Work to do
Reproduce every record below exactly as written, but leave out any pictures.

# start of Data listing

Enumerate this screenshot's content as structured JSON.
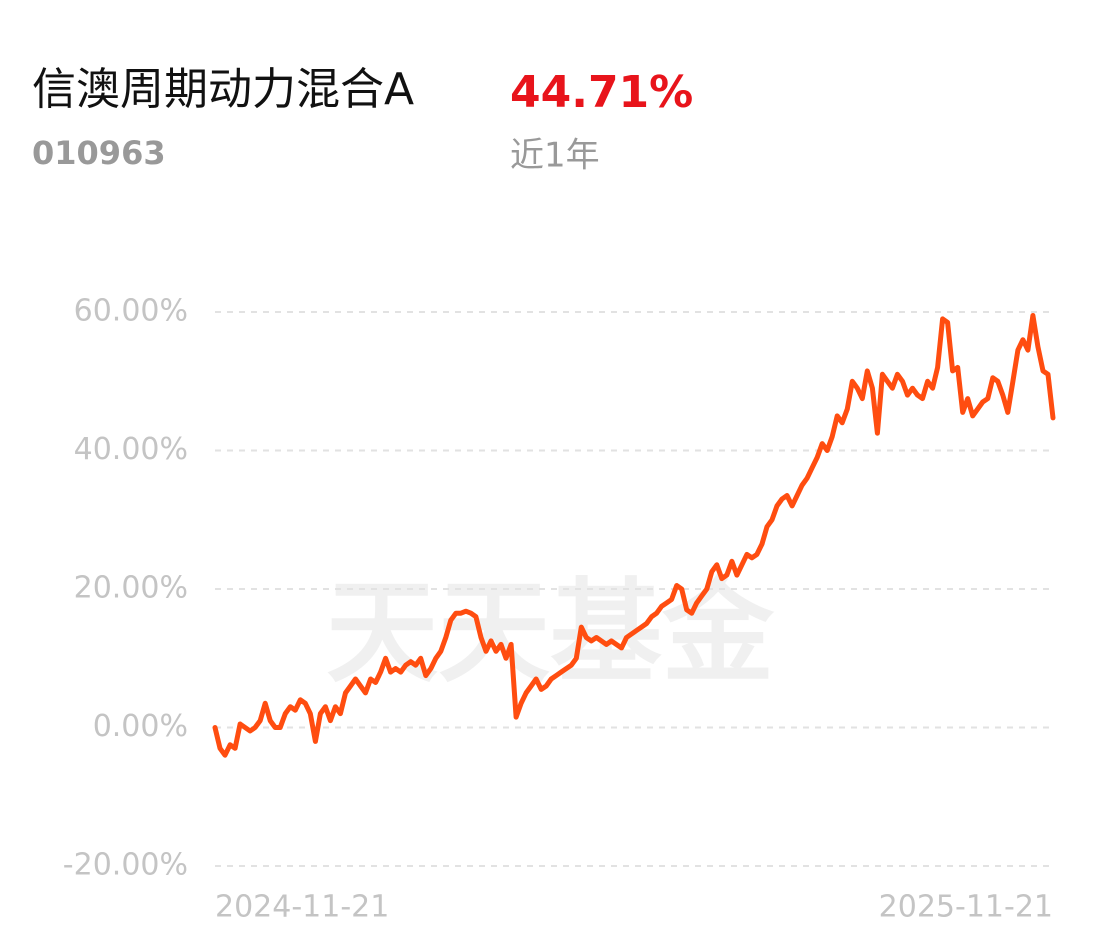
{
  "chart_data": {
    "type": "line",
    "title": "信澳周期动力混合A",
    "code": "010963",
    "return_label": "44.71%",
    "period": "近1年",
    "watermark": "天天基金",
    "color": "#ff4d10",
    "grid": true,
    "ylim": [
      -20,
      60
    ],
    "yticks": [
      {
        "value": -20,
        "label": "-20.00%"
      },
      {
        "value": 0,
        "label": "0.00%"
      },
      {
        "value": 20,
        "label": "20.00%"
      },
      {
        "value": 40,
        "label": "40.00%"
      },
      {
        "value": 60,
        "label": "60.00%"
      }
    ],
    "categories": [
      "2024-11-21",
      null,
      null,
      null,
      null,
      null,
      null,
      null,
      null,
      null,
      null,
      null,
      null,
      null,
      null,
      null,
      null,
      null,
      null,
      null,
      null,
      null,
      null,
      null,
      null,
      null,
      null,
      null,
      null,
      null,
      null,
      null,
      null,
      null,
      null,
      null,
      null,
      null,
      null,
      null,
      null,
      null,
      null,
      null,
      null,
      null,
      null,
      null,
      null,
      null,
      null,
      null,
      null,
      null,
      null,
      null,
      null,
      null,
      null,
      null,
      null,
      null,
      null,
      null,
      null,
      null,
      null,
      null,
      null,
      null,
      null,
      null,
      null,
      null,
      null,
      null,
      null,
      null,
      null,
      null,
      null,
      null,
      null,
      null,
      null,
      null,
      null,
      null,
      null,
      null,
      null,
      null,
      null,
      null,
      null,
      null,
      null,
      null,
      null,
      null,
      null,
      null,
      null,
      null,
      null,
      null,
      null,
      null,
      null,
      null,
      null,
      null,
      null,
      null,
      null,
      null,
      null,
      null,
      null,
      null,
      null,
      null,
      null,
      null,
      null,
      null,
      null,
      null,
      null,
      null,
      null,
      null,
      null,
      null,
      null,
      null,
      null,
      null,
      null,
      null,
      null,
      null,
      null,
      null,
      null,
      null,
      null,
      null,
      null,
      null,
      null,
      null,
      null,
      null,
      null,
      null,
      null,
      null,
      null,
      null,
      null,
      null,
      null,
      null,
      null,
      null,
      null,
      "2025-11-21"
    ],
    "values": [
      0,
      -3,
      -4,
      -2.5,
      -3,
      0.5,
      0,
      -0.5,
      0,
      1,
      3.5,
      1,
      0,
      0,
      2,
      3,
      2.5,
      4,
      3.5,
      2,
      -2,
      2,
      3,
      1,
      3,
      2,
      5,
      6,
      7,
      6,
      5,
      7,
      6.5,
      8,
      10,
      8,
      8.5,
      8,
      9,
      9.5,
      9,
      10,
      7.5,
      8.5,
      10,
      11,
      13,
      15.5,
      16.5,
      16.5,
      16.8,
      16.5,
      16,
      13,
      11,
      12.5,
      11,
      12,
      10,
      12,
      1.5,
      3.5,
      5,
      6,
      7,
      5.5,
      6,
      7,
      7.5,
      8,
      8.5,
      9,
      10,
      14.5,
      13,
      12.5,
      13,
      12.5,
      12,
      12.5,
      12,
      11.5,
      13,
      13.5,
      14,
      14.5,
      15,
      16,
      16.5,
      17.5,
      18,
      18.5,
      20.5,
      20,
      17,
      16.5,
      18,
      19,
      20,
      22.5,
      23.5,
      21.5,
      22,
      24,
      22,
      23.5,
      25,
      24.5,
      25,
      26.5,
      29,
      30,
      32,
      33,
      33.5,
      32,
      33.5,
      35,
      36,
      37.5,
      39,
      41,
      40,
      42,
      45,
      44,
      46,
      50,
      49,
      47.5,
      51.5,
      49,
      42.5,
      51,
      50,
      49,
      51,
      50,
      48,
      49,
      48,
      47.5,
      50,
      49,
      52,
      59,
      58.5,
      51.5,
      52,
      45.5,
      47.5,
      45,
      46,
      47,
      47.5,
      50.5,
      50,
      48,
      45.5,
      50,
      54.5,
      56,
      54.5,
      59.5,
      55,
      51.5,
      51,
      44.71
    ]
  }
}
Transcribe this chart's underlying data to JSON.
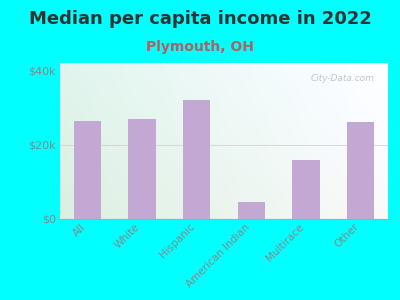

# end of Data listing

Task result
Enumerate this screenshot's content as structured JSON.
{
  "chart_data": {
    "type": "line",
    "title": "信澳周期动力混合A",
    "code": "010963",
    "return_label": "44.71%",
    "period": "近1年",
    "watermark": "天天基金",
    "color": "#ff4d10",
    "grid": true,
    "ylim": [
      -20,
      60
    ],
    "yticks": [
      {
        "value": -20,
        "label": "-20.00%"
      },
      {
        "value": 0,
        "label": "0.00%"
      },
      {
        "value": 20,
        "label": "20.00%"
      },
      {
        "value": 40,
        "label": "40.00%"
      },
      {
        "value": 60,
        "label": "60.00%"
      }
    ],
    "categories": [
      "2024-11-21",
      null,
      null,
      null,
      null,
      null,
      null,
      null,
      null,
      null,
      null,
      null,
      null,
      null,
      null,
      null,
      null,
      null,
      null,
      null,
      null,
      null,
      null,
      null,
      null,
      null,
      null,
      null,
      null,
      null,
      null,
      null,
      null,
      null,
      null,
      null,
      null,
      null,
      null,
      null,
      null,
      null,
      null,
      null,
      null,
      null,
      null,
      null,
      null,
      null,
      null,
      null,
      null,
      null,
      null,
      null,
      null,
      null,
      null,
      null,
      null,
      null,
      null,
      null,
      null,
      null,
      null,
      null,
      null,
      null,
      null,
      null,
      null,
      null,
      null,
      null,
      null,
      null,
      null,
      null,
      null,
      null,
      null,
      null,
      null,
      null,
      null,
      null,
      null,
      null,
      null,
      null,
      null,
      null,
      null,
      null,
      null,
      null,
      null,
      null,
      null,
      null,
      null,
      null,
      null,
      null,
      null,
      null,
      null,
      null,
      null,
      null,
      null,
      null,
      null,
      null,
      null,
      null,
      null,
      null,
      null,
      null,
      null,
      null,
      null,
      null,
      null,
      null,
      null,
      null,
      null,
      null,
      null,
      null,
      null,
      null,
      null,
      null,
      null,
      null,
      null,
      null,
      null,
      null,
      null,
      null,
      null,
      null,
      null,
      null,
      null,
      null,
      null,
      null,
      null,
      null,
      null,
      null,
      null,
      null,
      null,
      null,
      null,
      null,
      null,
      null,
      null,
      "2025-11-21"
    ],
    "values": [
      0,
      -3,
      -4,
      -2.5,
      -3,
      0.5,
      0,
      -0.5,
      0,
      1,
      3.5,
      1,
      0,
      0,
      2,
      3,
      2.5,
      4,
      3.5,
      2,
      -2,
      2,
      3,
      1,
      3,
      2,
      5,
      6,
      7,
      6,
      5,
      7,
      6.5,
      8,
      10,
      8,
      8.5,
      8,
      9,
      9.5,
      9,
      10,
      7.5,
      8.5,
      10,
      11,
      13,
      15.5,
      16.5,
      16.5,
      16.8,
      16.5,
      16,
      13,
      11,
      12.5,
      11,
      12,
      10,
      12,
      1.5,
      3.5,
      5,
      6,
      7,
      5.5,
      6,
      7,
      7.5,
      8,
      8.5,
      9,
      10,
      14.5,
      13,
      12.5,
      13,
      12.5,
      12,
      12.5,
      12,
      11.5,
      13,
      13.5,
      14,
      14.5,
      15,
      16,
      16.5,
      17.5,
      18,
      18.5,
      20.5,
      20,
      17,
      16.5,
      18,
      19,
      20,
      22.5,
      23.5,
      21.5,
      22,
      24,
      22,
      23.5,
      25,
      24.5,
      25,
      26.5,
      29,
      30,
      32,
      33,
      33.5,
      32,
      33.5,
      35,
      36,
      37.5,
      39,
      41,
      40,
      42,
      45,
      44,
      46,
      50,
      49,
      47.5,
      51.5,
      49,
      42.5,
      51,
      50,
      49,
      51,
      50,
      48,
      49,
      48,
      47.5,
      50,
      49,
      52,
      59,
      58.5,
      51.5,
      52,
      45.5,
      47.5,
      45,
      46,
      47,
      47.5,
      50.5,
      50,
      48,
      45.5,
      50,
      54.5,
      56,
      54.5,
      59.5,
      55,
      51.5,
      51,
      44.71
    ]
  }
}
Transcribe this chart's underlying data to JSON.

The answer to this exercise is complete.